──────── INPUT RECORDS

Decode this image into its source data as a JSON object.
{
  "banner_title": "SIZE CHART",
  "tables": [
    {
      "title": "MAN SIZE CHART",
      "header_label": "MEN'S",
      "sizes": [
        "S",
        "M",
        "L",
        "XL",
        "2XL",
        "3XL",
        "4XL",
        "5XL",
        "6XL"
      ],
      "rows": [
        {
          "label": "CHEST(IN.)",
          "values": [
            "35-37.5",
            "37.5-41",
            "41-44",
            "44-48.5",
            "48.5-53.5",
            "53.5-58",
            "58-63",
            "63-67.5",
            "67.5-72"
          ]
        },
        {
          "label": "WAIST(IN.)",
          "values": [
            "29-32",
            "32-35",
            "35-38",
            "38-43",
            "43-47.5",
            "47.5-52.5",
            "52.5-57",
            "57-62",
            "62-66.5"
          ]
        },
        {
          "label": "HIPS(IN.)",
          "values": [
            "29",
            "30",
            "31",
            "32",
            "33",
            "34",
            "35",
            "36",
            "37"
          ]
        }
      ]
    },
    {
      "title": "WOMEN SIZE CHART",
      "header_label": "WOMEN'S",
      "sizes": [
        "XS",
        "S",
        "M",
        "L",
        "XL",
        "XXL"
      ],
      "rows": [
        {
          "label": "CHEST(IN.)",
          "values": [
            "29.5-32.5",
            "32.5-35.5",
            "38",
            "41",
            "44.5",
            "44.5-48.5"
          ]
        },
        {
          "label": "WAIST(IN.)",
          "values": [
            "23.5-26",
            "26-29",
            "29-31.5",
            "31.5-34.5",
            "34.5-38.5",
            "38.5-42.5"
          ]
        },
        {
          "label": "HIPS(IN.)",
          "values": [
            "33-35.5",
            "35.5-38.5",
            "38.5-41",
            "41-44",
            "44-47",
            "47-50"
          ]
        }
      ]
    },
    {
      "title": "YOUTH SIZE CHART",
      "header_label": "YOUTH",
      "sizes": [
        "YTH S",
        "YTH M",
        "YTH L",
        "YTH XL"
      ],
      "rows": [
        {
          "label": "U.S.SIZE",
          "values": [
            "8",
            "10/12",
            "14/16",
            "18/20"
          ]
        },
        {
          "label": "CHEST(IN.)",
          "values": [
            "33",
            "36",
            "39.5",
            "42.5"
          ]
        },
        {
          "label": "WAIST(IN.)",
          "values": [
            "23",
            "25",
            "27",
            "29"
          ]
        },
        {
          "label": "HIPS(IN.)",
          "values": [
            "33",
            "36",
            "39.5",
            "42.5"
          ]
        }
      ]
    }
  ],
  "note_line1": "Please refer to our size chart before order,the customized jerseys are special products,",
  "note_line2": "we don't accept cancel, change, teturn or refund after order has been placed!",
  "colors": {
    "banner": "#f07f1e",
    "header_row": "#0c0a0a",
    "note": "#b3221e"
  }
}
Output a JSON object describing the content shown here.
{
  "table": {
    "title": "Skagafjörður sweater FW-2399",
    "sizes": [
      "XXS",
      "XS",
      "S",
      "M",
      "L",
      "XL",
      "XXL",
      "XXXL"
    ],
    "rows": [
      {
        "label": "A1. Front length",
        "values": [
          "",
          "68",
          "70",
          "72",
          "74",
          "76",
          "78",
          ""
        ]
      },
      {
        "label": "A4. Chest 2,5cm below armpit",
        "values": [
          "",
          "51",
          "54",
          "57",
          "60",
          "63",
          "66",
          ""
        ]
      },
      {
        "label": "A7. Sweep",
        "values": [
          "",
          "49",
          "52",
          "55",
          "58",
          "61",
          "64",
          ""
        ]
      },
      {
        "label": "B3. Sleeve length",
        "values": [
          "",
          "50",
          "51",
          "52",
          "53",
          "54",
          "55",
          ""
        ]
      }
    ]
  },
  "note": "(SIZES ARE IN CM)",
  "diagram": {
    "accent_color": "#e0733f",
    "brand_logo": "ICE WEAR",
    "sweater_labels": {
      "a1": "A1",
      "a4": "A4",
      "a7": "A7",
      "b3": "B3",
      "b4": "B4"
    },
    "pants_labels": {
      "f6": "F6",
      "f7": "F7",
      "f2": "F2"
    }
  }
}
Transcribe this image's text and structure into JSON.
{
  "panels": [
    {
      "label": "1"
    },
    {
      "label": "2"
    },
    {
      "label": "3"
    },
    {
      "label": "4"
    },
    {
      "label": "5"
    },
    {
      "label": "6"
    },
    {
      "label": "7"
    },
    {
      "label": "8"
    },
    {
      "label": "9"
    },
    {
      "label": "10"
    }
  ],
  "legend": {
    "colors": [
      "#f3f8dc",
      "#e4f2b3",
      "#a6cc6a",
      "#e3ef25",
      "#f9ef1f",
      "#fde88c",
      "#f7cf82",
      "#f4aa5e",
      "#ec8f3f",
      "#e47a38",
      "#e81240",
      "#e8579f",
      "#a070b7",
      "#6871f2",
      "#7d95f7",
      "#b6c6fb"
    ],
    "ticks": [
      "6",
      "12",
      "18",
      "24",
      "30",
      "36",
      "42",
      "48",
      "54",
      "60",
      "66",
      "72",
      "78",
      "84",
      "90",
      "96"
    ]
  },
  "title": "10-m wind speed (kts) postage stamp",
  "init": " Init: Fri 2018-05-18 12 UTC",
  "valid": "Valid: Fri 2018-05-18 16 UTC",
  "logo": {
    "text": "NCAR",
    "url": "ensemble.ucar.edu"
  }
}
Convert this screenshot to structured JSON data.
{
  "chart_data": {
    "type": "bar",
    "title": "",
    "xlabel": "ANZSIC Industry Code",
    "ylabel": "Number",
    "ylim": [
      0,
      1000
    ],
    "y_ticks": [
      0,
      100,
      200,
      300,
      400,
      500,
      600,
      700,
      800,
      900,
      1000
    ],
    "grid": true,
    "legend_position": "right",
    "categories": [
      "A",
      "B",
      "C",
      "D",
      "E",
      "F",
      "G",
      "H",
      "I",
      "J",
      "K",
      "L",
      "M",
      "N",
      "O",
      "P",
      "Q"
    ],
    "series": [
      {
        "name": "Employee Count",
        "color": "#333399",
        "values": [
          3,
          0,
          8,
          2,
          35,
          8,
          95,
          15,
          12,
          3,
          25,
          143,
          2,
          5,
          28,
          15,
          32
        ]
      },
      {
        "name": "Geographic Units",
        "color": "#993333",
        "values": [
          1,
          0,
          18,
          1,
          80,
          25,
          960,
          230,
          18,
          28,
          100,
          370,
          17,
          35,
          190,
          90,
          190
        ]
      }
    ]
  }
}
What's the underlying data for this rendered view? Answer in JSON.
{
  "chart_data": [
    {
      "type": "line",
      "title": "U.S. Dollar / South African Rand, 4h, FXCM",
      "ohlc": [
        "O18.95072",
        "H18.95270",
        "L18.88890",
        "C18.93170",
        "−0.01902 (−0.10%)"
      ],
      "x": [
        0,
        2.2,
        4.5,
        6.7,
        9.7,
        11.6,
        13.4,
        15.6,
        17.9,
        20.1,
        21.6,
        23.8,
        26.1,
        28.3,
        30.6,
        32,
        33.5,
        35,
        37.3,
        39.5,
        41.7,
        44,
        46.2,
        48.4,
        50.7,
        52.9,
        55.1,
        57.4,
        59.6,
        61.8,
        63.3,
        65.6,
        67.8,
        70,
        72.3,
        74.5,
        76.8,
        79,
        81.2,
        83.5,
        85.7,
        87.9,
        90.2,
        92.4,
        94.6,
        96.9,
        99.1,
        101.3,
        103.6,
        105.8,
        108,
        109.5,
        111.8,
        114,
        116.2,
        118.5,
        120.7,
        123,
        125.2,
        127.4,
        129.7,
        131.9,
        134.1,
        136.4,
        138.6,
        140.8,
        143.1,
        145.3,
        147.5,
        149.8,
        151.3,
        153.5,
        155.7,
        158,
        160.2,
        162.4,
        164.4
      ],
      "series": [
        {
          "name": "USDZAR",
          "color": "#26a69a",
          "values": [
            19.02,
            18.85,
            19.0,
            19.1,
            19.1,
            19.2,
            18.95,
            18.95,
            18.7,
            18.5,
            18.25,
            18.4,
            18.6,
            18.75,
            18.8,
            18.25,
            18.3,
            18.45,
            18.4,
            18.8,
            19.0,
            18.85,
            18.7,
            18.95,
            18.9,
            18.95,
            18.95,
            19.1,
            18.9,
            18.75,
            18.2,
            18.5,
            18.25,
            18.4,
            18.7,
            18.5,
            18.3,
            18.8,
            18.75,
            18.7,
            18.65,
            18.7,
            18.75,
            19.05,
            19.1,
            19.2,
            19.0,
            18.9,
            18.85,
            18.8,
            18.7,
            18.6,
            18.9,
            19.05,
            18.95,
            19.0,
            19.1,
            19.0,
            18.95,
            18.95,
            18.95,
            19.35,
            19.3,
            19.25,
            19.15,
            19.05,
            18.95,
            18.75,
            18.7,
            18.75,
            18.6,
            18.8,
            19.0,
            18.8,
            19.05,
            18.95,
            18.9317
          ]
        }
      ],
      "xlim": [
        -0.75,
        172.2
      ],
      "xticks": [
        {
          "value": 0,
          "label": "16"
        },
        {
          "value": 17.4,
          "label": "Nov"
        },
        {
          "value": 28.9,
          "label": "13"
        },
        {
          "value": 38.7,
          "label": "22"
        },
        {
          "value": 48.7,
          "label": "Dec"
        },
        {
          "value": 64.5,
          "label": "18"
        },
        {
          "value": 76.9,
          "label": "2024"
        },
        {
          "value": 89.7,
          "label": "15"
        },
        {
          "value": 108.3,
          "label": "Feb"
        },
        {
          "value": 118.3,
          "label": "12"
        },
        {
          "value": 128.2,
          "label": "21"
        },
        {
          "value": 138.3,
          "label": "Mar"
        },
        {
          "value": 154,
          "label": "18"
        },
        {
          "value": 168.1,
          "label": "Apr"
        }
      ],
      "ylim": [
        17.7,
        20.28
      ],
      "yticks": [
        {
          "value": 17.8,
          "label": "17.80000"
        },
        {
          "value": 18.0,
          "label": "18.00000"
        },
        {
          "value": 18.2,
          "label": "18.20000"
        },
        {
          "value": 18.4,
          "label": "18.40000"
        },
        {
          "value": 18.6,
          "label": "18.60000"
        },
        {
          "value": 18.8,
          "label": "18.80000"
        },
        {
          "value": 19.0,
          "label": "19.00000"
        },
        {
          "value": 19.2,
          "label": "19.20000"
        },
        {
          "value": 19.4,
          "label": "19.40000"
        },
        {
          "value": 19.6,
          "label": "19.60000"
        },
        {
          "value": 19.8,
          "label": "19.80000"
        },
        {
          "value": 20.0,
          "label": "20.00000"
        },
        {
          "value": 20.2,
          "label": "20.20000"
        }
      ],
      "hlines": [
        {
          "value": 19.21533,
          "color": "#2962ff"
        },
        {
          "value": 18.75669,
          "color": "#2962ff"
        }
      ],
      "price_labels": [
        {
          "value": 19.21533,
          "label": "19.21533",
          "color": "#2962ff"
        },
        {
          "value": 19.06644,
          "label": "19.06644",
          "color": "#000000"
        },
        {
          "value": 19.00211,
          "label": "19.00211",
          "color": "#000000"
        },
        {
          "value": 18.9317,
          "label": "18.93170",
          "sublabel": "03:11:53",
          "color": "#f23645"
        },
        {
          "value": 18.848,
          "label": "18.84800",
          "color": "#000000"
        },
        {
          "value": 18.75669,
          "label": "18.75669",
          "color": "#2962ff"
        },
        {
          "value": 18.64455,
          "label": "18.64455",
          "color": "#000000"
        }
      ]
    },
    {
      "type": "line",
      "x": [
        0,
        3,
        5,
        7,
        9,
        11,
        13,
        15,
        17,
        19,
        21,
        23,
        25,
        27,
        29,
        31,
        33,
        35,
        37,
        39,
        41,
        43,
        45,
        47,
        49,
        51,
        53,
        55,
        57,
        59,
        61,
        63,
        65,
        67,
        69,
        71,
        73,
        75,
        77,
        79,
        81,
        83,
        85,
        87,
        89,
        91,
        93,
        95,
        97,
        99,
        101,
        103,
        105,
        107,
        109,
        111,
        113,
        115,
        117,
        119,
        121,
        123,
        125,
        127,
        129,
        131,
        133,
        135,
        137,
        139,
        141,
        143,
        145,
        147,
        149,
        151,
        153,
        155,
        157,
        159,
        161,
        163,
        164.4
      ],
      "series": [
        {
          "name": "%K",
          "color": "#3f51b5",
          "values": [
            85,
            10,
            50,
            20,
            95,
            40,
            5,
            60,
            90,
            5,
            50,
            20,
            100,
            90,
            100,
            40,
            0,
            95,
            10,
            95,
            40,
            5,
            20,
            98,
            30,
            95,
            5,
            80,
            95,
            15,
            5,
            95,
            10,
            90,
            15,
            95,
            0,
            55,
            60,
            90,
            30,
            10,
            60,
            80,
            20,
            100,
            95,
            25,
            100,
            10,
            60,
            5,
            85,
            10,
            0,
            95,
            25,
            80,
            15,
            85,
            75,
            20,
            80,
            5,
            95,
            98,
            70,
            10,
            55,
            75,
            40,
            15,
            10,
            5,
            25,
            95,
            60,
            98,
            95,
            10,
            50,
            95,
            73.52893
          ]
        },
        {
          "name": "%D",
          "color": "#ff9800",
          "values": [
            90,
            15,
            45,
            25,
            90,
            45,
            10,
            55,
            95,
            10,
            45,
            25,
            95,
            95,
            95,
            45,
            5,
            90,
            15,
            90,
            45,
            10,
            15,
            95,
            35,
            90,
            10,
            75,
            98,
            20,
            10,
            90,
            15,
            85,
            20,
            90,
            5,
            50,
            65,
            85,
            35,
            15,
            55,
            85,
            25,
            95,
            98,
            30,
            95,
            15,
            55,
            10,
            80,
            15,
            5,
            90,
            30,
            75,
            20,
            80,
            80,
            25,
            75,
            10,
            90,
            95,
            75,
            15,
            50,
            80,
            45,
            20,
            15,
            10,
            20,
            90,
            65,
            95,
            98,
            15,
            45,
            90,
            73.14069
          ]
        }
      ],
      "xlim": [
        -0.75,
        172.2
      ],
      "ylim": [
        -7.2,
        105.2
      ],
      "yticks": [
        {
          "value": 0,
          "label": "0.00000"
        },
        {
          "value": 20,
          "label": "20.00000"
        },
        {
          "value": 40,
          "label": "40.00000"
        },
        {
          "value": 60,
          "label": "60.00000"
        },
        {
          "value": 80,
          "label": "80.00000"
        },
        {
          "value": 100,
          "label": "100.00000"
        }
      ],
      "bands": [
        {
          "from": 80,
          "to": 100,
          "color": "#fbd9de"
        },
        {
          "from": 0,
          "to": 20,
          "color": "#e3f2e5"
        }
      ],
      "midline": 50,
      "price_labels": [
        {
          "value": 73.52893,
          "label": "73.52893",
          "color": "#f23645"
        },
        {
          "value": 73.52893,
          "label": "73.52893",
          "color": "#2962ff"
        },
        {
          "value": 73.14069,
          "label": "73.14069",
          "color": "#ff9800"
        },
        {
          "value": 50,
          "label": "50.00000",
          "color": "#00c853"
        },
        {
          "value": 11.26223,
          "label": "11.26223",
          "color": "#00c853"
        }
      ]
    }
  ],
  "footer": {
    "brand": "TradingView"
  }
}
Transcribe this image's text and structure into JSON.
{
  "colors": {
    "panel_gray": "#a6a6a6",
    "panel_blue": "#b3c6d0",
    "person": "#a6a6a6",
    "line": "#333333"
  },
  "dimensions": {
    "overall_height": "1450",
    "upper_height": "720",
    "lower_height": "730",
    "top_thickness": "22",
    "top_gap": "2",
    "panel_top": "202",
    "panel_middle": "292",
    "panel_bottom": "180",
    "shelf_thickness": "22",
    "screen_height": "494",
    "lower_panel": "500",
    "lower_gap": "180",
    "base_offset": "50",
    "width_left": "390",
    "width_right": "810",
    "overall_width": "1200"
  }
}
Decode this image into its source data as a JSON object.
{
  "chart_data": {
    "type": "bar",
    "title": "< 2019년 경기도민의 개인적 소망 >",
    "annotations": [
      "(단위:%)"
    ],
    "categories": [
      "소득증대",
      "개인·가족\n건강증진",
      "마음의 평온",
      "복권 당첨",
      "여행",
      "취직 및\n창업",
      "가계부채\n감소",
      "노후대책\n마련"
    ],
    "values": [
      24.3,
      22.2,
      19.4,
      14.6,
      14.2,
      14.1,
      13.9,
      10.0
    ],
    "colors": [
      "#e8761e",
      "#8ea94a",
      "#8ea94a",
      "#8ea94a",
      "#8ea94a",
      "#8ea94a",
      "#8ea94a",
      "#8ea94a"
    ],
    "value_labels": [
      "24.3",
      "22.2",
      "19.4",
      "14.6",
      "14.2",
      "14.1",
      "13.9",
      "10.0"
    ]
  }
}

────────────────

Check every line for "order" and show the ones that have it.

=== RESPONSE TO THE TASK ===
  "note_line1": "Please refer to our size chart before order,the customized jerseys are special products,",
  "note_line2": "we don't accept cancel, change, teturn or refund after order has been placed!",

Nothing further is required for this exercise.